• EXTRACTED DATA
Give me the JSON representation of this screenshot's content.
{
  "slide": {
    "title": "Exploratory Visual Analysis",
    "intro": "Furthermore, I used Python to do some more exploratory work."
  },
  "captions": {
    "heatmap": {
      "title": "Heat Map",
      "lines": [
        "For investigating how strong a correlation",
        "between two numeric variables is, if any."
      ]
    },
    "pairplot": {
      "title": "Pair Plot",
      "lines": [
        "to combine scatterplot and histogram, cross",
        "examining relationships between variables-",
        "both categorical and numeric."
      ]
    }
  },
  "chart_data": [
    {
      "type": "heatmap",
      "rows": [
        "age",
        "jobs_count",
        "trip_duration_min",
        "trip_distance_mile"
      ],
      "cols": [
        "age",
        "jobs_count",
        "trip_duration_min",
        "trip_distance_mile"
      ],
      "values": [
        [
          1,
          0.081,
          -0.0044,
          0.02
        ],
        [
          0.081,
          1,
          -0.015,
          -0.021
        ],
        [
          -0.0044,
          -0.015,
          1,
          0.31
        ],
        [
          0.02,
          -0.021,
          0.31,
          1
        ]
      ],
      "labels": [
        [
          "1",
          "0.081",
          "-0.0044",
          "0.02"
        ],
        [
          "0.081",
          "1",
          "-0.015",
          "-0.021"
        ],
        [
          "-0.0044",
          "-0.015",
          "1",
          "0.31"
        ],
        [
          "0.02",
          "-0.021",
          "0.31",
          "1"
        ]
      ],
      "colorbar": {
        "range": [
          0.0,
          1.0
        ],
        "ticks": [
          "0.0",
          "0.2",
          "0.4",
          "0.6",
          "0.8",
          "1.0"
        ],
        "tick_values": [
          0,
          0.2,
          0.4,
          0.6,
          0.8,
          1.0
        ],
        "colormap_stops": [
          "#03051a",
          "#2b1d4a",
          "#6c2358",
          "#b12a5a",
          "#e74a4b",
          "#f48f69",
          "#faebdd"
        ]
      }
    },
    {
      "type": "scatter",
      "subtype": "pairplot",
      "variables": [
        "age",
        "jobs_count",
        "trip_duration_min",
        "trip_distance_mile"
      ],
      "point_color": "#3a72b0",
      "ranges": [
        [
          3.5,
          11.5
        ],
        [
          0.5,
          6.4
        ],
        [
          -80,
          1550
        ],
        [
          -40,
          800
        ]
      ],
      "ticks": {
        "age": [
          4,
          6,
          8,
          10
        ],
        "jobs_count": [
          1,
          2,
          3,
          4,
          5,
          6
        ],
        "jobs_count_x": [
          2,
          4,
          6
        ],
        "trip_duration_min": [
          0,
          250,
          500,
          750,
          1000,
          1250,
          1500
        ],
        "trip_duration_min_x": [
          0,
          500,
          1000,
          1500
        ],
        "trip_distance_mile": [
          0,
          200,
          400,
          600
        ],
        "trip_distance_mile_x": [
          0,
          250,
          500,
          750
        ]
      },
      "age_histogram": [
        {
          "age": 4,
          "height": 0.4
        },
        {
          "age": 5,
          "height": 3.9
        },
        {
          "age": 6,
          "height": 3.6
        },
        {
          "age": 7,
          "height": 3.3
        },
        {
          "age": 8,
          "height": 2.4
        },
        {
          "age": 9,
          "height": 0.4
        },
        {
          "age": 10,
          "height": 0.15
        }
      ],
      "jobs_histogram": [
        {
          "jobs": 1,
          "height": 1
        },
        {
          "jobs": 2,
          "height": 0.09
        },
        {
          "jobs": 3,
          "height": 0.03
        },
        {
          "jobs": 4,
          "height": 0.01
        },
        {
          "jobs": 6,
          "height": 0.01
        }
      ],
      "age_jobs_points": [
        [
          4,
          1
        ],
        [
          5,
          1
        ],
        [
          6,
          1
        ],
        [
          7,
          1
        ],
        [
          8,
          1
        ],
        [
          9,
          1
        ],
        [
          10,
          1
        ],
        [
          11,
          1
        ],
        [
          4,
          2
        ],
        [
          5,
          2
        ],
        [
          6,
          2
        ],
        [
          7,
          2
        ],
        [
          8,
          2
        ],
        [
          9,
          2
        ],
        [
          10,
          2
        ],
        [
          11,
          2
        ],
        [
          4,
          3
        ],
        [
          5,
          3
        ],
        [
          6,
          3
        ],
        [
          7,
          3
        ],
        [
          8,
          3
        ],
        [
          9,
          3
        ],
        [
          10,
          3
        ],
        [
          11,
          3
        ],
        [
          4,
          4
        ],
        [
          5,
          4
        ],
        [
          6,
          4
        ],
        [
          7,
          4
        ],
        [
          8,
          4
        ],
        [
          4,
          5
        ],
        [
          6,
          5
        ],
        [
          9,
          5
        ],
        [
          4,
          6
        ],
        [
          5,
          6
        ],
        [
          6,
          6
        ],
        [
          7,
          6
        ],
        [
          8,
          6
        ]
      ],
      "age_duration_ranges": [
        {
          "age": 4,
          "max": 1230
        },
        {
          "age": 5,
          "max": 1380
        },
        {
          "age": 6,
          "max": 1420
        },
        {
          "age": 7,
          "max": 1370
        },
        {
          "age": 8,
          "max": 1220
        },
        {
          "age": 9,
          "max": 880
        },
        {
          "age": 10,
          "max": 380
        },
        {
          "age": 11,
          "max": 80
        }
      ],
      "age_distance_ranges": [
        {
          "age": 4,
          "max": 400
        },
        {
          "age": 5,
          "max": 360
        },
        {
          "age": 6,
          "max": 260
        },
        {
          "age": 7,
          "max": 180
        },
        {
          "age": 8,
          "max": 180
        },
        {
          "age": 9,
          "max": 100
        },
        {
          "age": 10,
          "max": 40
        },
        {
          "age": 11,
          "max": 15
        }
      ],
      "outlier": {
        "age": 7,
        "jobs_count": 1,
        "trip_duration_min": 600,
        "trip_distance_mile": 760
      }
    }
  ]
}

• GIVEN TASK
Go through the records and print each one exactly.

• ANSWER FOR THIS EXERCISE
Give me the JSON representation of this screenshot's content.
{
  "slide": {
    "title": "Exploratory Visual Analysis",
    "intro": "Furthermore, I used Python to do some more exploratory work."
  },
  "captions": {
    "heatmap": {
      "title": "Heat Map",
      "lines": [
        "For investigating how strong a correlation",
        "between two numeric variables is, if any."
      ]
    },
    "pairplot": {
      "title": "Pair Plot",
      "lines": [
        "to combine scatterplot and histogram, cross",
        "examining relationships between variables-",
        "both categorical and numeric."
      ]
    }
  },
  "chart_data": [
    {
      "type": "heatmap",
      "rows": [
        "age",
        "jobs_count",
        "trip_duration_min",
        "trip_distance_mile"
      ],
      "cols": [
        "age",
        "jobs_count",
        "trip_duration_min",
        "trip_distance_mile"
      ],
      "values": [
        [
          1,
          0.081,
          -0.0044,
          0.02
        ],
        [
          0.081,
          1,
          -0.015,
          -0.021
        ],
        [
          -0.0044,
          -0.015,
          1,
          0.31
        ],
        [
          0.02,
          -0.021,
          0.31,
          1
        ]
      ],
      "labels": [
        [
          "1",
          "0.081",
          "-0.0044",
          "0.02"
        ],
        [
          "0.081",
          "1",
          "-0.015",
          "-0.021"
        ],
        [
          "-0.0044",
          "-0.015",
          "1",
          "0.31"
        ],
        [
          "0.02",
          "-0.021",
          "0.31",
          "1"
        ]
      ],
      "colorbar": {
        "range": [
          0.0,
          1.0
        ],
        "ticks": [
          "0.0",
          "0.2",
          "0.4",
          "0.6",
          "0.8",
          "1.0"
        ],
        "tick_values": [
          0,
          0.2,
          0.4,
          0.6,
          0.8,
          1.0
        ],
        "colormap_stops": [
          "#03051a",
          "#2b1d4a",
          "#6c2358",
          "#b12a5a",
          "#e74a4b",
          "#f48f69",
          "#faebdd"
        ]
      }
    },
    {
      "type": "scatter",
      "subtype": "pairplot",
      "variables": [
        "age",
        "jobs_count",
        "trip_duration_min",
        "trip_distance_mile"
      ],
      "point_color": "#3a72b0",
      "ranges": [
        [
          3.5,
          11.5
        ],
        [
          0.5,
          6.4
        ],
        [
          -80,
          1550
        ],
        [
          -40,
          800
        ]
      ],
      "ticks": {
        "age": [
          4,
          6,
          8,
          10
        ],
        "jobs_count": [
          1,
          2,
          3,
          4,
          5,
          6
        ],
        "jobs_count_x": [
          2,
          4,
          6
        ],
        "trip_duration_min": [
          0,
          250,
          500,
          750,
          1000,
          1250,
          1500
        ],
        "trip_duration_min_x": [
          0,
          500,
          1000,
          1500
        ],
        "trip_distance_mile": [
          0,
          200,
          400,
          600
        ],
        "trip_distance_mile_x": [
          0,
          250,
          500,
          750
        ]
      },
      "age_histogram": [
        {
          "age": 4,
          "height": 0.4
        },
        {
          "age": 5,
          "height": 3.9
        },
        {
          "age": 6,
          "height": 3.6
        },
        {
          "age": 7,
          "height": 3.3
        },
        {
          "age": 8,
          "height": 2.4
        },
        {
          "age": 9,
          "height": 0.4
        },
        {
          "age": 10,
          "height": 0.15
        }
      ],
      "jobs_histogram": [
        {
          "jobs": 1,
          "height": 1
        },
        {
          "jobs": 2,
          "height": 0.09
        },
        {
          "jobs": 3,
          "height": 0.03
        },
        {
          "jobs": 4,
          "height": 0.01
        },
        {
          "jobs": 6,
          "height": 0.01
        }
      ],
      "age_jobs_points": [
        [
          4,
          1
        ],
        [
          5,
          1
        ],
        [
          6,
          1
        ],
        [
          7,
          1
        ],
        [
          8,
          1
        ],
        [
          9,
          1
        ],
        [
          10,
          1
        ],
        [
          11,
          1
        ],
        [
          4,
          2
        ],
        [
          5,
          2
        ],
        [
          6,
          2
        ],
        [
          7,
          2
        ],
        [
          8,
          2
        ],
        [
          9,
          2
        ],
        [
          10,
          2
        ],
        [
          11,
          2
        ],
        [
          4,
          3
        ],
        [
          5,
          3
        ],
        [
          6,
          3
        ],
        [
          7,
          3
        ],
        [
          8,
          3
        ],
        [
          9,
          3
        ],
        [
          10,
          3
        ],
        [
          11,
          3
        ],
        [
          4,
          4
        ],
        [
          5,
          4
        ],
        [
          6,
          4
        ],
        [
          7,
          4
        ],
        [
          8,
          4
        ],
        [
          4,
          5
        ],
        [
          6,
          5
        ],
        [
          9,
          5
        ],
        [
          4,
          6
        ],
        [
          5,
          6
        ],
        [
          6,
          6
        ],
        [
          7,
          6
        ],
        [
          8,
          6
        ]
      ],
      "age_duration_ranges": [
        {
          "age": 4,
          "max": 1230
        },
        {
          "age": 5,
          "max": 1380
        },
        {
          "age": 6,
          "max": 1420
        },
        {
          "age": 7,
          "max": 1370
        },
        {
          "age": 8,
          "max": 1220
        },
        {
          "age": 9,
          "max": 880
        },
        {
          "age": 10,
          "max": 380
        },
        {
          "age": 11,
          "max": 80
        }
      ],
      "age_distance_ranges": [
        {
          "age": 4,
          "max": 400
        },
        {
          "age": 5,
          "max": 360
        },
        {
          "age": 6,
          "max": 260
        },
        {
          "age": 7,
          "max": 180
        },
        {
          "age": 8,
          "max": 180
        },
        {
          "age": 9,
          "max": 100
        },
        {
          "age": 10,
          "max": 40
        },
        {
          "age": 11,
          "max": 15
        }
      ],
      "outlier": {
        "age": 7,
        "jobs_count": 1,
        "trip_duration_min": 600,
        "trip_distance_mile": 760
      }
    }
  ]
}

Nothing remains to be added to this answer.